STATED GOAL
Your task is to repeat all of the data exactly while excluding the pictures.

INFORMATION SUPPLIED
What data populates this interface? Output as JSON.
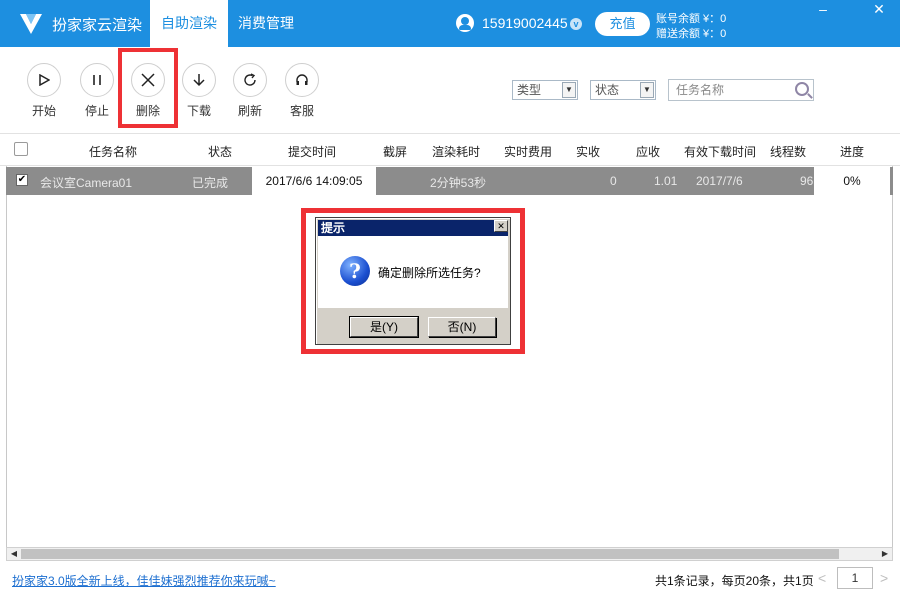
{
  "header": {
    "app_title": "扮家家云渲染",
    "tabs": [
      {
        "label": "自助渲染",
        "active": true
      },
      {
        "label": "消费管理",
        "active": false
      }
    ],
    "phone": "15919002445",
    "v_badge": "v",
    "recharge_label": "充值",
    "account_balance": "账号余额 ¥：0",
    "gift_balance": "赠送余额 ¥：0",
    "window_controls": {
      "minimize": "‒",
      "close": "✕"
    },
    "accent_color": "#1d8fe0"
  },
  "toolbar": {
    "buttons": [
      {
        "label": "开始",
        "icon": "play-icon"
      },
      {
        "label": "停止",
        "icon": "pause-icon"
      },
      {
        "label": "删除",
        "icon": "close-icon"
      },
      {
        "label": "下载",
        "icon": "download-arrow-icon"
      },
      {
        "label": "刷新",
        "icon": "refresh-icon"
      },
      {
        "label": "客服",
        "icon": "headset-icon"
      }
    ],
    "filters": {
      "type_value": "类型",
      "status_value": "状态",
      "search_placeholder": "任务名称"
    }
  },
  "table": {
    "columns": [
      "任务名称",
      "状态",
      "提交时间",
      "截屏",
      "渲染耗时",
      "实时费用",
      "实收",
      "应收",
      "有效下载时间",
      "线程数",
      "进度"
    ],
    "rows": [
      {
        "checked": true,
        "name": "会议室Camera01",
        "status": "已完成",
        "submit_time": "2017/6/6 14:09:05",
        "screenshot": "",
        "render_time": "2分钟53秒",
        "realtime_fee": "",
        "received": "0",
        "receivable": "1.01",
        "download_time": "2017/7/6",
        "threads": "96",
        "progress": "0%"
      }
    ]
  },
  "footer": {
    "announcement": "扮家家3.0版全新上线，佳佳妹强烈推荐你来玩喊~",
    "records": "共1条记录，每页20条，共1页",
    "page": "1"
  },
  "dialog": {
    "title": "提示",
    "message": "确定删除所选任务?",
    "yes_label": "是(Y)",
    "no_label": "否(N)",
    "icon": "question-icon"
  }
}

WORKED ANSWER
What data populates this interface? Output as JSON.
{
  "header": {
    "app_title": "扮家家云渲染",
    "tabs": [
      {
        "label": "自助渲染",
        "active": true
      },
      {
        "label": "消费管理",
        "active": false
      }
    ],
    "phone": "15919002445",
    "v_badge": "v",
    "recharge_label": "充值",
    "account_balance": "账号余额 ¥：0",
    "gift_balance": "赠送余额 ¥：0",
    "window_controls": {
      "minimize": "‒",
      "close": "✕"
    },
    "accent_color": "#1d8fe0"
  },
  "toolbar": {
    "buttons": [
      {
        "label": "开始",
        "icon": "play-icon"
      },
      {
        "label": "停止",
        "icon": "pause-icon"
      },
      {
        "label": "删除",
        "icon": "close-icon"
      },
      {
        "label": "下载",
        "icon": "download-arrow-icon"
      },
      {
        "label": "刷新",
        "icon": "refresh-icon"
      },
      {
        "label": "客服",
        "icon": "headset-icon"
      }
    ],
    "filters": {
      "type_value": "类型",
      "status_value": "状态",
      "search_placeholder": "任务名称"
    }
  },
  "table": {
    "columns": [
      "任务名称",
      "状态",
      "提交时间",
      "截屏",
      "渲染耗时",
      "实时费用",
      "实收",
      "应收",
      "有效下载时间",
      "线程数",
      "进度"
    ],
    "rows": [
      {
        "checked": true,
        "name": "会议室Camera01",
        "status": "已完成",
        "submit_time": "2017/6/6 14:09:05",
        "screenshot": "",
        "render_time": "2分钟53秒",
        "realtime_fee": "",
        "received": "0",
        "receivable": "1.01",
        "download_time": "2017/7/6",
        "threads": "96",
        "progress": "0%"
      }
    ]
  },
  "footer": {
    "announcement": "扮家家3.0版全新上线，佳佳妹强烈推荐你来玩喊~",
    "records": "共1条记录，每页20条，共1页",
    "page": "1"
  },
  "dialog": {
    "title": "提示",
    "message": "确定删除所选任务?",
    "yes_label": "是(Y)",
    "no_label": "否(N)",
    "icon": "question-icon"
  }
}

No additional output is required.